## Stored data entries
····················
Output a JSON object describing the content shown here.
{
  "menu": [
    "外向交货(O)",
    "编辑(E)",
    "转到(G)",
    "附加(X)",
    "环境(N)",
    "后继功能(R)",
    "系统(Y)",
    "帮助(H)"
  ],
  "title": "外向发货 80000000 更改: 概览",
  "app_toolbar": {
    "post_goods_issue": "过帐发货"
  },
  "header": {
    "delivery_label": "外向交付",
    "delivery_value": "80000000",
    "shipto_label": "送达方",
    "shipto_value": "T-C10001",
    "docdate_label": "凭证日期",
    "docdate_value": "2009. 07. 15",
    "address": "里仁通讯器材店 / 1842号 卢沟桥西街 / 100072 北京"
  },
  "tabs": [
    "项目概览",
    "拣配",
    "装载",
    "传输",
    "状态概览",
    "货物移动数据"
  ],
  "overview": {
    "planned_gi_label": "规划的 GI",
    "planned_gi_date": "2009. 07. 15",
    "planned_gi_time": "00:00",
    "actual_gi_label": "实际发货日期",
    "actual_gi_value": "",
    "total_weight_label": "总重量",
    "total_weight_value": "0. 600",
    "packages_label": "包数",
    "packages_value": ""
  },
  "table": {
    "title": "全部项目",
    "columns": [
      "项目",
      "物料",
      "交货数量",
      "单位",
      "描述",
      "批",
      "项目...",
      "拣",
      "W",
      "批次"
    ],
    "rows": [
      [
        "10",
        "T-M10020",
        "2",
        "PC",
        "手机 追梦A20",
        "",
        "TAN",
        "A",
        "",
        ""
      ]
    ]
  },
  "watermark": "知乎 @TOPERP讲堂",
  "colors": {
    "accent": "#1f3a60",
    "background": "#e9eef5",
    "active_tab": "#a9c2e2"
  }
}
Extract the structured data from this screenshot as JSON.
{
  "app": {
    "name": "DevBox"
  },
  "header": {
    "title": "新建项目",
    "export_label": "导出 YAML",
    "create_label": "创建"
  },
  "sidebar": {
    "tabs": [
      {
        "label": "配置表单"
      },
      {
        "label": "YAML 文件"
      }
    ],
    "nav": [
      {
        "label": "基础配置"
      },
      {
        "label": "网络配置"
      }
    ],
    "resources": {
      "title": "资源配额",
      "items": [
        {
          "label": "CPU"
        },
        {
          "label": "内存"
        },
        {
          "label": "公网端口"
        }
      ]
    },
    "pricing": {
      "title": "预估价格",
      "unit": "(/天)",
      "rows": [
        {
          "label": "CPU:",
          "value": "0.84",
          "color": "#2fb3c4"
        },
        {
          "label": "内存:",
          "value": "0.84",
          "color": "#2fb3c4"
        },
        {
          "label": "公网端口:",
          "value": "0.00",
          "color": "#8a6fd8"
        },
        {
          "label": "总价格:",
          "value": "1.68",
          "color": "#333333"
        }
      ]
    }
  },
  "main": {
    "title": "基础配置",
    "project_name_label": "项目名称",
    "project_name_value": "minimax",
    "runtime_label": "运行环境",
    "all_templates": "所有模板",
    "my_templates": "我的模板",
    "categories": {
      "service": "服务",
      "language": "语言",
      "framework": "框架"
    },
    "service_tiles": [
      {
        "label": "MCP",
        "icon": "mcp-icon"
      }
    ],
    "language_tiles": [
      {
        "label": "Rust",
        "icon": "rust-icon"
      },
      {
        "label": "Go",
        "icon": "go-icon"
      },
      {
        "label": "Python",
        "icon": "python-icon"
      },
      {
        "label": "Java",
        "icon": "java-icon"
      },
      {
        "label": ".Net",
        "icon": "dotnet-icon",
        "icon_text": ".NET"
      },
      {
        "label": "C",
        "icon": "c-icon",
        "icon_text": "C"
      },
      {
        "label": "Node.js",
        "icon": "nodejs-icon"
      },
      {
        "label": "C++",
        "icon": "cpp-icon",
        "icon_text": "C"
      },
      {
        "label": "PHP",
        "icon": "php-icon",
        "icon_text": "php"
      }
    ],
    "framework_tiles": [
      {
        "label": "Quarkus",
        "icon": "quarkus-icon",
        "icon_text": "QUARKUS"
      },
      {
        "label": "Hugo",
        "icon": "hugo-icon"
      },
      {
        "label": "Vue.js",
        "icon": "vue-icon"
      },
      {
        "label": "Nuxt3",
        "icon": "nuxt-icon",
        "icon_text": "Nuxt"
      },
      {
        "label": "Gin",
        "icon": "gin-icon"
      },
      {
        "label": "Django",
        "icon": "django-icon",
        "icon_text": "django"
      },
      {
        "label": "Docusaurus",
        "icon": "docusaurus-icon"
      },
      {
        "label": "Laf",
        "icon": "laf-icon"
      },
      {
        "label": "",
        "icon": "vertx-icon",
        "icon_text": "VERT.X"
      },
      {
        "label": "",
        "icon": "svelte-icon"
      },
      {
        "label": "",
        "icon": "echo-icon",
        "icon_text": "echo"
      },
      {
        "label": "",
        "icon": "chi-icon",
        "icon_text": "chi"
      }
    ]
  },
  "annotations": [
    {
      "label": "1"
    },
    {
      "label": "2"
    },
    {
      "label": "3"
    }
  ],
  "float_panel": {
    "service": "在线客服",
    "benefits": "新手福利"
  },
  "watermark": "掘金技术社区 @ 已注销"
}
····················
## WORK TO COMPLETE
Could you transcribe the records in full, exactly?

## SOLUTION
Output a JSON object describing the content shown here.
{
  "menu": [
    "外向交货(O)",
    "编辑(E)",
    "转到(G)",
    "附加(X)",
    "环境(N)",
    "后继功能(R)",
    "系统(Y)",
    "帮助(H)"
  ],
  "title": "外向发货 80000000 更改: 概览",
  "app_toolbar": {
    "post_goods_issue": "过帐发货"
  },
  "header": {
    "delivery_label": "外向交付",
    "delivery_value": "80000000",
    "shipto_label": "送达方",
    "shipto_value": "T-C10001",
    "docdate_label": "凭证日期",
    "docdate_value": "2009. 07. 15",
    "address": "里仁通讯器材店 / 1842号 卢沟桥西街 / 100072 北京"
  },
  "tabs": [
    "项目概览",
    "拣配",
    "装载",
    "传输",
    "状态概览",
    "货物移动数据"
  ],
  "overview": {
    "planned_gi_label": "规划的 GI",
    "planned_gi_date": "2009. 07. 15",
    "planned_gi_time": "00:00",
    "actual_gi_label": "实际发货日期",
    "actual_gi_value": "",
    "total_weight_label": "总重量",
    "total_weight_value": "0. 600",
    "packages_label": "包数",
    "packages_value": ""
  },
  "table": {
    "title": "全部项目",
    "columns": [
      "项目",
      "物料",
      "交货数量",
      "单位",
      "描述",
      "批",
      "项目...",
      "拣",
      "W",
      "批次"
    ],
    "rows": [
      [
        "10",
        "T-M10020",
        "2",
        "PC",
        "手机 追梦A20",
        "",
        "TAN",
        "A",
        "",
        ""
      ]
    ]
  },
  "watermark": "知乎 @TOPERP讲堂",
  "colors": {
    "accent": "#1f3a60",
    "background": "#e9eef5",
    "active_tab": "#a9c2e2"
  }
}
Extract the structured data from this screenshot as JSON.
{
  "app": {
    "name": "DevBox"
  },
  "header": {
    "title": "新建项目",
    "export_label": "导出 YAML",
    "create_label": "创建"
  },
  "sidebar": {
    "tabs": [
      {
        "label": "配置表单"
      },
      {
        "label": "YAML 文件"
      }
    ],
    "nav": [
      {
        "label": "基础配置"
      },
      {
        "label": "网络配置"
      }
    ],
    "resources": {
      "title": "资源配额",
      "items": [
        {
          "label": "CPU"
        },
        {
          "label": "内存"
        },
        {
          "label": "公网端口"
        }
      ]
    },
    "pricing": {
      "title": "预估价格",
      "unit": "(/天)",
      "rows": [
        {
          "label": "CPU:",
          "value": "0.84",
          "color": "#2fb3c4"
        },
        {
          "label": "内存:",
          "value": "0.84",
          "color": "#2fb3c4"
        },
        {
          "label": "公网端口:",
          "value": "0.00",
          "color": "#8a6fd8"
        },
        {
          "label": "总价格:",
          "value": "1.68",
          "color": "#333333"
        }
      ]
    }
  },
  "main": {
    "title": "基础配置",
    "project_name_label": "项目名称",
    "project_name_value": "minimax",
    "runtime_label": "运行环境",
    "all_templates": "所有模板",
    "my_templates": "我的模板",
    "categories": {
      "service": "服务",
      "language": "语言",
      "framework": "框架"
    },
    "service_tiles": [
      {
        "label": "MCP",
        "icon": "mcp-icon"
      }
    ],
    "language_tiles": [
      {
        "label": "Rust",
        "icon": "rust-icon"
      },
      {
        "label": "Go",
        "icon": "go-icon"
      },
      {
        "label": "Python",
        "icon": "python-icon"
      },
      {
        "label": "Java",
        "icon": "java-icon"
      },
      {
        "label": ".Net",
        "icon": "dotnet-icon",
        "icon_text": ".NET"
      },
      {
        "label": "C",
        "icon": "c-icon",
        "icon_text": "C"
      },
      {
        "label": "Node.js",
        "icon": "nodejs-icon"
      },
      {
        "label": "C++",
        "icon": "cpp-icon",
        "icon_text": "C"
      },
      {
        "label": "PHP",
        "icon": "php-icon",
        "icon_text": "php"
      }
    ],
    "framework_tiles": [
      {
        "label": "Quarkus",
        "icon": "quarkus-icon",
        "icon_text": "QUARKUS"
      },
      {
        "label": "Hugo",
        "icon": "hugo-icon"
      },
      {
        "label": "Vue.js",
        "icon": "vue-icon"
      },
      {
        "label": "Nuxt3",
        "icon": "nuxt-icon",
        "icon_text": "Nuxt"
      },
      {
        "label": "Gin",
        "icon": "gin-icon"
      },
      {
        "label": "Django",
        "icon": "django-icon",
        "icon_text": "django"
      },
      {
        "label": "Docusaurus",
        "icon": "docusaurus-icon"
      },
      {
        "label": "Laf",
        "icon": "laf-icon"
      },
      {
        "label": "",
        "icon": "vertx-icon",
        "icon_text": "VERT.X"
      },
      {
        "label": "",
        "icon": "svelte-icon"
      },
      {
        "label": "",
        "icon": "echo-icon",
        "icon_text": "echo"
      },
      {
        "label": "",
        "icon": "chi-icon",
        "icon_text": "chi"
      }
    ]
  },
  "annotations": [
    {
      "label": "1"
    },
    {
      "label": "2"
    },
    {
      "label": "3"
    }
  ],
  "float_panel": {
    "service": "在线客服",
    "benefits": "新手福利"
  },
  "watermark": "掘金技术社区 @ 已注销"
}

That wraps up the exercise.